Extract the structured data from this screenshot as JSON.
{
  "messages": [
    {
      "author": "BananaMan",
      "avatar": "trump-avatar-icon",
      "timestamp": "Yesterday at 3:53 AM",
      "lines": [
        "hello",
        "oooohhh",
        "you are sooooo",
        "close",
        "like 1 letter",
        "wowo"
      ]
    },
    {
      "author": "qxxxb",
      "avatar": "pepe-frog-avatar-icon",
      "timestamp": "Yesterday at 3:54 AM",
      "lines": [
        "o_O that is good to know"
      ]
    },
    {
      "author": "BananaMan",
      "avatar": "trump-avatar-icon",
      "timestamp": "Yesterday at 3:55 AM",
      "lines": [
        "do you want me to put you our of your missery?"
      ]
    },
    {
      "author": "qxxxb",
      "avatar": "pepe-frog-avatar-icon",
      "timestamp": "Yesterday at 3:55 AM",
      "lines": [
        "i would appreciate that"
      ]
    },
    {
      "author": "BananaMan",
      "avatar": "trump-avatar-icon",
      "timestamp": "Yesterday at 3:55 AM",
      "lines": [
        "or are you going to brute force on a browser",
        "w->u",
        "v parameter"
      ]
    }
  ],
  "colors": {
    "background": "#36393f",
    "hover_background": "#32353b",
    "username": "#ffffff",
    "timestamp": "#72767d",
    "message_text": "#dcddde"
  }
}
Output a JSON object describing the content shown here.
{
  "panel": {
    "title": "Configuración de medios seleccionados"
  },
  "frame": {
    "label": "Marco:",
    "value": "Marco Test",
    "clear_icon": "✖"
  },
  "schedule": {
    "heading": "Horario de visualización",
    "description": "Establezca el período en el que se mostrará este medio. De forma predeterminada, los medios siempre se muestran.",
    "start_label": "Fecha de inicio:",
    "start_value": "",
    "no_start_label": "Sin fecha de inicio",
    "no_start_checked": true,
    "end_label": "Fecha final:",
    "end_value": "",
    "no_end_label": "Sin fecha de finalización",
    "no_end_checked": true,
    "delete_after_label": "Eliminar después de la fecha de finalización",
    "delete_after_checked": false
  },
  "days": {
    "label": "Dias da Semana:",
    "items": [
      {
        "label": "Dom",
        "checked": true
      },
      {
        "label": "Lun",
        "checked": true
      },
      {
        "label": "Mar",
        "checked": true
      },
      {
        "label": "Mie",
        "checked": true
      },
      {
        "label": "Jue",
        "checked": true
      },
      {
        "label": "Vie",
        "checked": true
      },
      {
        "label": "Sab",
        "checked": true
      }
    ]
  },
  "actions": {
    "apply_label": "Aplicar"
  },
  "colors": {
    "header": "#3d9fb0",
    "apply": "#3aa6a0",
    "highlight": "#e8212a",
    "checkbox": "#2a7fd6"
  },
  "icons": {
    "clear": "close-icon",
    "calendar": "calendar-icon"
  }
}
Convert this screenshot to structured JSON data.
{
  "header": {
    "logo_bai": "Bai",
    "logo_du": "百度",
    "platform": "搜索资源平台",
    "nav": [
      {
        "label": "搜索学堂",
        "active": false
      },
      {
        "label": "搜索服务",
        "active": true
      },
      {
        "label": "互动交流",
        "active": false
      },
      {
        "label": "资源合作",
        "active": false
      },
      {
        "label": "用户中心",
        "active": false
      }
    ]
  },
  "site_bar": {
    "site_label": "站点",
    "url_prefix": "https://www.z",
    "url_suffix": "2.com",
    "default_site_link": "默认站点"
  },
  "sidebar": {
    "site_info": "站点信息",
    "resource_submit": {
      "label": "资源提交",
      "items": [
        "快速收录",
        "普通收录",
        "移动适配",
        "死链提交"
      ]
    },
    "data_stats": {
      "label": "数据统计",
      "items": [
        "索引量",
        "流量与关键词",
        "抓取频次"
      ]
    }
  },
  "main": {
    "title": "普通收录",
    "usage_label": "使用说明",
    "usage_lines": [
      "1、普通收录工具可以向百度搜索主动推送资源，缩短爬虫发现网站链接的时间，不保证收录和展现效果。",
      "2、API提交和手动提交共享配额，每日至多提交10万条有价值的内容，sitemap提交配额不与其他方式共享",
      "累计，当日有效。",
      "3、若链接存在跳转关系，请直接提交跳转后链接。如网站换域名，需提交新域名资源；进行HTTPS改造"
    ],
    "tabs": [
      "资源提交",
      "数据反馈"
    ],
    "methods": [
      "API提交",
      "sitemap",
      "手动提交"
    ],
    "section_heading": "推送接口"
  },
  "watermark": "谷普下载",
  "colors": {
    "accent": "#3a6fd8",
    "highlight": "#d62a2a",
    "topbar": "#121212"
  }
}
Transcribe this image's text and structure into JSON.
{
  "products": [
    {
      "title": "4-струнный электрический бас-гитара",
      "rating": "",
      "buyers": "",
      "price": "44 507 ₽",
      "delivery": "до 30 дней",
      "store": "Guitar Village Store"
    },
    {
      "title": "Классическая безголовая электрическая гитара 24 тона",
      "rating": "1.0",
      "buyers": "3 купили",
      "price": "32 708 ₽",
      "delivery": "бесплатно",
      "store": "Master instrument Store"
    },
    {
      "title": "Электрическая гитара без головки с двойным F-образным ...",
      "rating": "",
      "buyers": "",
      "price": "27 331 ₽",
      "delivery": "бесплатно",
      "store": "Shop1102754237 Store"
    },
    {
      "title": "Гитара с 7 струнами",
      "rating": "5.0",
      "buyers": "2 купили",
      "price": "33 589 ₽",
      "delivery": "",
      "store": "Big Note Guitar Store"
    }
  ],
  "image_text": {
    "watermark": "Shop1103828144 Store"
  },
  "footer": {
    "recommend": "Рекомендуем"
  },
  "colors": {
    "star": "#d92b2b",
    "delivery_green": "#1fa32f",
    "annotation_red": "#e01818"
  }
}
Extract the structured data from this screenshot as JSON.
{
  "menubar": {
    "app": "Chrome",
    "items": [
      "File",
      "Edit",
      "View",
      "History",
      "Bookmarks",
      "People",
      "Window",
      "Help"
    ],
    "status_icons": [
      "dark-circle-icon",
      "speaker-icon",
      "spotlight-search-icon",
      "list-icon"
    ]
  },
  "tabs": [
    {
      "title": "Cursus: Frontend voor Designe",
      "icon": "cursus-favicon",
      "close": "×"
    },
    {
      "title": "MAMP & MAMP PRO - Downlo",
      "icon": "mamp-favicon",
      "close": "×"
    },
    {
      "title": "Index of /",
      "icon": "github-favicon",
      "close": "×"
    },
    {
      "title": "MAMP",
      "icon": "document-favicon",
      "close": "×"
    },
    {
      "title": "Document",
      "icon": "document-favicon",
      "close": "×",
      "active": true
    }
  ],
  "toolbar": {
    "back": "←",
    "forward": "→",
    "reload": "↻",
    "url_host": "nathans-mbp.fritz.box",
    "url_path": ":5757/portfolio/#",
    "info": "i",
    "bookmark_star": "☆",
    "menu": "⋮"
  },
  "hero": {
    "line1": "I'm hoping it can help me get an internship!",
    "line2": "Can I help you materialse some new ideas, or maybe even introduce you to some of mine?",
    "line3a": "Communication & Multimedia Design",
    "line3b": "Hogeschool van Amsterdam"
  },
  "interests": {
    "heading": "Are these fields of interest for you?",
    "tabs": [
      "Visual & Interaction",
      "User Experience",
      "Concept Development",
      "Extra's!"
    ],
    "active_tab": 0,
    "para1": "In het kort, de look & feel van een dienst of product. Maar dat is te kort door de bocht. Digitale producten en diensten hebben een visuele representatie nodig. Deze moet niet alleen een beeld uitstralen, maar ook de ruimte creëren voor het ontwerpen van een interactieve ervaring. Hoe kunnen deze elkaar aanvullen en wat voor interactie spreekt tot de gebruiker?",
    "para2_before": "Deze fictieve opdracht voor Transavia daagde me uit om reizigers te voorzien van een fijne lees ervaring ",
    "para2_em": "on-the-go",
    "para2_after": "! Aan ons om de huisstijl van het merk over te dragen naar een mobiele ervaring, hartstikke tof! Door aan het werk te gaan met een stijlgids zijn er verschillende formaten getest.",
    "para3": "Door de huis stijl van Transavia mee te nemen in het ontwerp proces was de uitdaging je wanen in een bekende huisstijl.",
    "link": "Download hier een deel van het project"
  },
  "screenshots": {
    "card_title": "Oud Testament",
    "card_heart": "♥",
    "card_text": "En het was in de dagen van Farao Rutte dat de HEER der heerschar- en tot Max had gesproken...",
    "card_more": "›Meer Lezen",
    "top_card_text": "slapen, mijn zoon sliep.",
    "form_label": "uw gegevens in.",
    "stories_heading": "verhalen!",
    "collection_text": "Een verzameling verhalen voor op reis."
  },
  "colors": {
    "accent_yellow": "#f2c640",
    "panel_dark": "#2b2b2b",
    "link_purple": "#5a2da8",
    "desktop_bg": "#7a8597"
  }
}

■ **REQUIREMENT**: Return a copy of every line that includes the word "buyers".

■ **WRITTEN SOLUTION**:
      "buyers": "",
      "buyers": "3 купили",
      "buyers": "",
      "buyers": "2 купили",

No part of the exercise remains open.